##### DATASET ROWS #####

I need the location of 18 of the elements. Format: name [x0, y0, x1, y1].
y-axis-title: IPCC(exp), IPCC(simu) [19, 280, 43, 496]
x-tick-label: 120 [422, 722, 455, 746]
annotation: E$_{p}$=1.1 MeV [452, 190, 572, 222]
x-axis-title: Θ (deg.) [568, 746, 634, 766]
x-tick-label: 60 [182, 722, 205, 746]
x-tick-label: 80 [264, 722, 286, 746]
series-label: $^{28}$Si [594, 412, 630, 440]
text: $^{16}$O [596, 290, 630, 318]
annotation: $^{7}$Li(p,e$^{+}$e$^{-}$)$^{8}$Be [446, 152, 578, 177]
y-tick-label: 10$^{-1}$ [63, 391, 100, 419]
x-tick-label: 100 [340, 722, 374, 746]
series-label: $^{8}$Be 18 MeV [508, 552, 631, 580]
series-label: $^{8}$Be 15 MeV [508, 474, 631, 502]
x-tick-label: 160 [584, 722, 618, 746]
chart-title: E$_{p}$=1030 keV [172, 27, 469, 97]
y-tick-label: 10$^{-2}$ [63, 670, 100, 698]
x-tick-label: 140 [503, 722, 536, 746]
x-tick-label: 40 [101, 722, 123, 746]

#####

WORK REQUIRED
Copy every line of the material above that contains the string "label". Treat uppercase and lowercase letters as distinct.

EXERCISE SOLUTION
x-tick-label: 120 [422, 722, 455, 746]
x-tick-label: 60 [182, 722, 205, 746]
x-tick-label: 80 [264, 722, 286, 746]
series-label: $^{28}$Si [594, 412, 630, 440]
y-tick-label: 10$^{-1}$ [63, 391, 100, 419]
x-tick-label: 100 [340, 722, 374, 746]
series-label: $^{8}$Be 18 MeV [508, 552, 631, 580]
series-label: $^{8}$Be 15 MeV [508, 474, 631, 502]
x-tick-label: 160 [584, 722, 618, 746]
y-tick-label: 10$^{-2}$ [63, 670, 100, 698]
x-tick-label: 140 [503, 722, 536, 746]
x-tick-label: 40 [101, 722, 123, 746]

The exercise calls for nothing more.